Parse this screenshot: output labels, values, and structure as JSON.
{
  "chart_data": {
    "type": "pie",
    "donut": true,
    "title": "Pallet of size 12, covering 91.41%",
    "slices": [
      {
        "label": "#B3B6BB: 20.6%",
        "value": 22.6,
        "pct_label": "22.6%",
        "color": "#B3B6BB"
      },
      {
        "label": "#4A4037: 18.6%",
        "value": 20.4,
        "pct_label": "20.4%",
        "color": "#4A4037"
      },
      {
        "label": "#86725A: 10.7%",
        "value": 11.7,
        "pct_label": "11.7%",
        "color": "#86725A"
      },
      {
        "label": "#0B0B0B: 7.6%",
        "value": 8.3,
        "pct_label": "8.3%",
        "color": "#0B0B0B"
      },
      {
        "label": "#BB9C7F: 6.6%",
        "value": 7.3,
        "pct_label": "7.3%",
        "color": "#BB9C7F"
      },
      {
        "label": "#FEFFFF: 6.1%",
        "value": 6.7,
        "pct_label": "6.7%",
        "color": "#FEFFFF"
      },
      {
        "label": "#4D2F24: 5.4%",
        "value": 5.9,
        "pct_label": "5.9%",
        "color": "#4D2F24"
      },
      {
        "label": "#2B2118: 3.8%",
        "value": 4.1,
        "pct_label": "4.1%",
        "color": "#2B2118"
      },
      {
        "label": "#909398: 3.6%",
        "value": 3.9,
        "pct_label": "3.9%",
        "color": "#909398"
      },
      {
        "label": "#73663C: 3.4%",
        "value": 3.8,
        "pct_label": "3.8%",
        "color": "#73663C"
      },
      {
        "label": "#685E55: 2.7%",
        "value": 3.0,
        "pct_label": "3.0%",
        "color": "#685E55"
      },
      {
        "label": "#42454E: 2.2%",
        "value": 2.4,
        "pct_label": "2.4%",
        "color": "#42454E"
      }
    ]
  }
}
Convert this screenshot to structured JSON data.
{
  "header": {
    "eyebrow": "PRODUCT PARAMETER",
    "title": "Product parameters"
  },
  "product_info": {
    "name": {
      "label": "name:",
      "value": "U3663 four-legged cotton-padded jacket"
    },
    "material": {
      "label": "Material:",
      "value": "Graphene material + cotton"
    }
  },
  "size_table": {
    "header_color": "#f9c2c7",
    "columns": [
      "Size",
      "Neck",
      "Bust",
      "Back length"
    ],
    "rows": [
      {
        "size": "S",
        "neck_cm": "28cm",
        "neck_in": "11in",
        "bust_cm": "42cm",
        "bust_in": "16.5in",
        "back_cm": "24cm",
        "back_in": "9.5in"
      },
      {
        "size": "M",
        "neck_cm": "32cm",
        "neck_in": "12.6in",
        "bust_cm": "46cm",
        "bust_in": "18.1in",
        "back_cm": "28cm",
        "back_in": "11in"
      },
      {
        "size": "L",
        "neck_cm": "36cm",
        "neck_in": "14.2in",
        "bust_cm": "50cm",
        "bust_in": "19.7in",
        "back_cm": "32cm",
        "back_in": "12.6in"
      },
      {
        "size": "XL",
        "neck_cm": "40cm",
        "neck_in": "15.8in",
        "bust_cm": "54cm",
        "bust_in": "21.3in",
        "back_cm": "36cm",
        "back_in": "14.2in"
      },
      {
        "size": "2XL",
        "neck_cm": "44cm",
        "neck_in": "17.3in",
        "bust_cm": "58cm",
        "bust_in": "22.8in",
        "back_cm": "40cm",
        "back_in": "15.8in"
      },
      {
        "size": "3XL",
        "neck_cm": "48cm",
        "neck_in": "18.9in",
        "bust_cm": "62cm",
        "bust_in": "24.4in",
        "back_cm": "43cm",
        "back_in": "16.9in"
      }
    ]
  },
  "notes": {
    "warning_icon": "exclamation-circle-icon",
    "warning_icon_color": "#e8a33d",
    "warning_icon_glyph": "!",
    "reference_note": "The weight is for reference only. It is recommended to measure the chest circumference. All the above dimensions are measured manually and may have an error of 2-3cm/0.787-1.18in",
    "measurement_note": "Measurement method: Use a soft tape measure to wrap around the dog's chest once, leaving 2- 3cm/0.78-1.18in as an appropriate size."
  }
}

§

• **Instructions to follow**
Above are the records. Identify each line that contains the word "title".

• **Finished exercise**
    "title": "Pallet of size 12, covering 91.41%",
    "title": "Product parameters"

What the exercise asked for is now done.